Goal:
Your task is to copy every record exactly.

----

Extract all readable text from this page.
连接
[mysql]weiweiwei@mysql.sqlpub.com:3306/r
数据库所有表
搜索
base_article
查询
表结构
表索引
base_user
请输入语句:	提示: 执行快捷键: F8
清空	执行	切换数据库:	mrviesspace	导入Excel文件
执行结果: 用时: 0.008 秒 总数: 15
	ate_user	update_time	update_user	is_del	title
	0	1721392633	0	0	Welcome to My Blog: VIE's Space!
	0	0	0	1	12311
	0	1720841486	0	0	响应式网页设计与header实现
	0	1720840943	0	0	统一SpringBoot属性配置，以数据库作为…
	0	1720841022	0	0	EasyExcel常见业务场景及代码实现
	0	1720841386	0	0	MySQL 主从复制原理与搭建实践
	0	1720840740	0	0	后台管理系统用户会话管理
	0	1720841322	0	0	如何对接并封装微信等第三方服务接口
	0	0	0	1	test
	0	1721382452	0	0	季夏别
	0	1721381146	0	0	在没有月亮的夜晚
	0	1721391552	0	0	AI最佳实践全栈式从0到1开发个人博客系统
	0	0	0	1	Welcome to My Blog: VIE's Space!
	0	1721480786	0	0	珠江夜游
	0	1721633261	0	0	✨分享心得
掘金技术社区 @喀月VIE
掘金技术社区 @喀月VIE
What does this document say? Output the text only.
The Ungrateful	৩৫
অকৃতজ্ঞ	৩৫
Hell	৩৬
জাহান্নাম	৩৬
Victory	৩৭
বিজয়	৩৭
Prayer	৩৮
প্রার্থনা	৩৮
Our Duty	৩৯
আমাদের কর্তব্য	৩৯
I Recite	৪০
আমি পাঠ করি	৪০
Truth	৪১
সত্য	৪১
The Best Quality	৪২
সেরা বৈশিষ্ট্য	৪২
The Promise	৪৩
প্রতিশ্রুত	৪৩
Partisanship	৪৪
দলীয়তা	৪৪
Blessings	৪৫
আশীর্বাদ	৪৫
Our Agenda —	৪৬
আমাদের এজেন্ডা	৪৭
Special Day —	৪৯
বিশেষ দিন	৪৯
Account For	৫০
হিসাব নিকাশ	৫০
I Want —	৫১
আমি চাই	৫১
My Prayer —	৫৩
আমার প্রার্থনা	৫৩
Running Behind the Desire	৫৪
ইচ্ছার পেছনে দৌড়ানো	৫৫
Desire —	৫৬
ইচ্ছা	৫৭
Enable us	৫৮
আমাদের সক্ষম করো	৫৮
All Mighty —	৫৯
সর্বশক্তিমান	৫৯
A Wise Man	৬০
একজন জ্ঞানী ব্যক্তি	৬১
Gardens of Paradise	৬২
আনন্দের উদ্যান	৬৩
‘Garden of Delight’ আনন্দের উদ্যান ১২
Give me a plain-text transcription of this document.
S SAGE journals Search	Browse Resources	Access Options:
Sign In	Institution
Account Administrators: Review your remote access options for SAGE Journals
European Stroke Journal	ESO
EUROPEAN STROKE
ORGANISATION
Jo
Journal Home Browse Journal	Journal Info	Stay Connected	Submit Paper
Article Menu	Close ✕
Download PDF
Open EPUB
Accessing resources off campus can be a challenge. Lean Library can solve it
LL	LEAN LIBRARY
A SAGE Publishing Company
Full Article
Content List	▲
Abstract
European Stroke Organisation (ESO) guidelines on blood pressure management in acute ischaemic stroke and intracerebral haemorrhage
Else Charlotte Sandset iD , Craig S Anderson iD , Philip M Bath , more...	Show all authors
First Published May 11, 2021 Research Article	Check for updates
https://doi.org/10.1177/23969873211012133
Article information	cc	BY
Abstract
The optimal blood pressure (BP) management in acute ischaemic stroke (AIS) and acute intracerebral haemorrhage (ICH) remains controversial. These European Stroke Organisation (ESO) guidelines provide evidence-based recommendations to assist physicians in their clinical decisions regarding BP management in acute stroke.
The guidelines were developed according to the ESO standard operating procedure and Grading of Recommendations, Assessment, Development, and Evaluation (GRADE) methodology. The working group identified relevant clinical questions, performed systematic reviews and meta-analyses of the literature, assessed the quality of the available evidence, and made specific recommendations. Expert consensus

----

Complete output:
Extract all readable text from this page.
连接
[mysql]weiweiwei@mysql.sqlpub.com:3306/r
数据库所有表
搜索
base_article
查询
表结构
表索引
base_user
请输入语句:	提示: 执行快捷键: F8
清空	执行	切换数据库:	mrviesspace	导入Excel文件
执行结果: 用时: 0.008 秒 总数: 15
	ate_user	update_time	update_user	is_del	title
	0	1721392633	0	0	Welcome to My Blog: VIE's Space!
	0	0	0	1	12311
	0	1720841486	0	0	响应式网页设计与header实现
	0	1720840943	0	0	统一SpringBoot属性配置，以数据库作为…
	0	1720841022	0	0	EasyExcel常见业务场景及代码实现
	0	1720841386	0	0	MySQL 主从复制原理与搭建实践
	0	1720840740	0	0	后台管理系统用户会话管理
	0	1720841322	0	0	如何对接并封装微信等第三方服务接口
	0	0	0	1	test
	0	1721382452	0	0	季夏别
	0	1721381146	0	0	在没有月亮的夜晚
	0	1721391552	0	0	AI最佳实践全栈式从0到1开发个人博客系统
	0	0	0	1	Welcome to My Blog: VIE's Space!
	0	1721480786	0	0	珠江夜游
	0	1721633261	0	0	✨分享心得
掘金技术社区 @喀月VIE
掘金技术社区 @喀月VIE
What does this document say? Output the text only.
The Ungrateful	৩৫
অকৃতজ্ঞ	৩৫
Hell	৩৬
জাহান্নাম	৩৬
Victory	৩৭
বিজয়	৩৭
Prayer	৩৮
প্রার্থনা	৩৮
Our Duty	৩৯
আমাদের কর্তব্য	৩৯
I Recite	৪০
আমি পাঠ করি	৪০
Truth	৪১
সত্য	৪১
The Best Quality	৪২
সেরা বৈশিষ্ট্য	৪২
The Promise	৪৩
প্রতিশ্রুত	৪৩
Partisanship	৪৪
দলীয়তা	৪৪
Blessings	৪৫
আশীর্বাদ	৪৫
Our Agenda —	৪৬
আমাদের এজেন্ডা	৪৭
Special Day —	৪৯
বিশেষ দিন	৪৯
Account For	৫০
হিসাব নিকাশ	৫০
I Want —	৫১
আমি চাই	৫১
My Prayer —	৫৩
আমার প্রার্থনা	৫৩
Running Behind the Desire	৫৪
ইচ্ছার পেছনে দৌড়ানো	৫৫
Desire —	৫৬
ইচ্ছা	৫৭
Enable us	৫৮
আমাদের সক্ষম করো	৫৮
All Mighty —	৫৯
সর্বশক্তিমান	৫৯
A Wise Man	৬০
একজন জ্ঞানী ব্যক্তি	৬১
Gardens of Paradise	৬২
আনন্দের উদ্যান	৬৩
‘Garden of Delight’ আনন্দের উদ্যান ১২
Give me a plain-text transcription of this document.
S SAGE journals Search	Browse Resources	Access Options:
Sign In	Institution
Account Administrators: Review your remote access options for SAGE Journals
European Stroke Journal	ESO
EUROPEAN STROKE
ORGANISATION
Jo
Journal Home Browse Journal	Journal Info	Stay Connected	Submit Paper
Article Menu	Close ✕
Download PDF
Open EPUB
Accessing resources off campus can be a challenge. Lean Library can solve it
LL	LEAN LIBRARY
A SAGE Publishing Company
Full Article
Content List	▲
Abstract
European Stroke Organisation (ESO) guidelines on blood pressure management in acute ischaemic stroke and intracerebral haemorrhage
Else Charlotte Sandset iD , Craig S Anderson iD , Philip M Bath , more...	Show all authors
First Published May 11, 2021 Research Article	Check for updates
https://doi.org/10.1177/23969873211012133
Article information	cc	BY
Abstract
The optimal blood pressure (BP) management in acute ischaemic stroke (AIS) and acute intracerebral haemorrhage (ICH) remains controversial. These European Stroke Organisation (ESO) guidelines provide evidence-based recommendations to assist physicians in their clinical decisions regarding BP management in acute stroke.
The guidelines were developed according to the ESO standard operating procedure and Grading of Recommendations, Assessment, Development, and Evaluation (GRADE) methodology. The working group identified relevant clinical questions, performed systematic reviews and meta-analyses of the literature, assessed the quality of the available evidence, and made specific recommendations. Expert consensus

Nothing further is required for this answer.